● Aim
Search the records for the word "true" and pick out every line that has it.

Dataset items:
● ● ● ● ●

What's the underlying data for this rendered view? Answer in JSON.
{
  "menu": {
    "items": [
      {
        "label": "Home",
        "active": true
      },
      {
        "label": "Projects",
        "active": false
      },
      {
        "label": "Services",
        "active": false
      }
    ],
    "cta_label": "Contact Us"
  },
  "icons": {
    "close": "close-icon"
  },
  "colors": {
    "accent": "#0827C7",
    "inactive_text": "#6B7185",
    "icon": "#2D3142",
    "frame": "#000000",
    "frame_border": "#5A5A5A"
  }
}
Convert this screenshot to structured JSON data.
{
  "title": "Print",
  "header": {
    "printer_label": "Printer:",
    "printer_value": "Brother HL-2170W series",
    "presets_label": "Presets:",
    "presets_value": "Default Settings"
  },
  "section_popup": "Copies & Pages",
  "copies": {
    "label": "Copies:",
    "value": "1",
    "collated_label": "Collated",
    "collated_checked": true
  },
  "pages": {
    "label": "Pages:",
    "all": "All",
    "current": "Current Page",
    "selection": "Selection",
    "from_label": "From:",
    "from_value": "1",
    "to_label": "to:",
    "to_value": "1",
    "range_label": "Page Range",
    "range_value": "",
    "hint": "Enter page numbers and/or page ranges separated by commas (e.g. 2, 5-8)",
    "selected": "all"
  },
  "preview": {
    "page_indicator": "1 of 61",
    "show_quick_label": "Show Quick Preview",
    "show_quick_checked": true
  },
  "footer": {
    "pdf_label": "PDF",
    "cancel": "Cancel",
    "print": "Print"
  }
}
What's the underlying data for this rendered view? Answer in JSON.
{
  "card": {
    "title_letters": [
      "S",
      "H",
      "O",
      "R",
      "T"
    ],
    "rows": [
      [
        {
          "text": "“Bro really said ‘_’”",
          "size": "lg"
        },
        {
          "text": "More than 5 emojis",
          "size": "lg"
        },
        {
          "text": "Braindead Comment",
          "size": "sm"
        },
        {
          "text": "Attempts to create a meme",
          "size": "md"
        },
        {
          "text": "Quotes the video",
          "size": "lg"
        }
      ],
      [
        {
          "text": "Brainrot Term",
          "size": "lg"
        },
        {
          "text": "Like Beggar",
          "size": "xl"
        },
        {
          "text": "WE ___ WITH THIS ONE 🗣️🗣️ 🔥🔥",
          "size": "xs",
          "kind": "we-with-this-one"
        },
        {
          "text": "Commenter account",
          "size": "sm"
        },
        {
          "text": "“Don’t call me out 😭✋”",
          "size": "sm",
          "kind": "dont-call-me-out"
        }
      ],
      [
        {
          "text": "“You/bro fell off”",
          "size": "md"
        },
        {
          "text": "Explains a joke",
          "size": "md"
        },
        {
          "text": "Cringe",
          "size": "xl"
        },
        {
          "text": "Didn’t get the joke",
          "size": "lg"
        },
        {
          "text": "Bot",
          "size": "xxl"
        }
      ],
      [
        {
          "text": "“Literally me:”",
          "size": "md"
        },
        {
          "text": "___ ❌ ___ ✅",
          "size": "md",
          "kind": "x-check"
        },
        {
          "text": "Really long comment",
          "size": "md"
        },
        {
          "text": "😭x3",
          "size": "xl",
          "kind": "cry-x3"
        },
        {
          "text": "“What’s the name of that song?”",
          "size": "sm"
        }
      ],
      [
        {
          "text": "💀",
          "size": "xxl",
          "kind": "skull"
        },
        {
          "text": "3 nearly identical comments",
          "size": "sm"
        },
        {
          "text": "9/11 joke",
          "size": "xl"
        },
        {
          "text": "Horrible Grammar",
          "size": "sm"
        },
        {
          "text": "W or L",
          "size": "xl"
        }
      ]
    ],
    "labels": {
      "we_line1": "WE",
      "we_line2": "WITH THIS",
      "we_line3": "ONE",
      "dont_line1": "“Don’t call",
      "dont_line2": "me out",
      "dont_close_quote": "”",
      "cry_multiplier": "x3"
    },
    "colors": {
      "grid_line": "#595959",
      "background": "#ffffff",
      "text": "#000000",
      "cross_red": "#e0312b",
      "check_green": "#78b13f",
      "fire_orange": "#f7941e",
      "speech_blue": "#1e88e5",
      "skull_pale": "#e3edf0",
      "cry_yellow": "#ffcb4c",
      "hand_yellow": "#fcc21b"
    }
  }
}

● ● ● ● ●

● Response below
        "active": true
    "collated_checked": true
    "show_quick_checked": true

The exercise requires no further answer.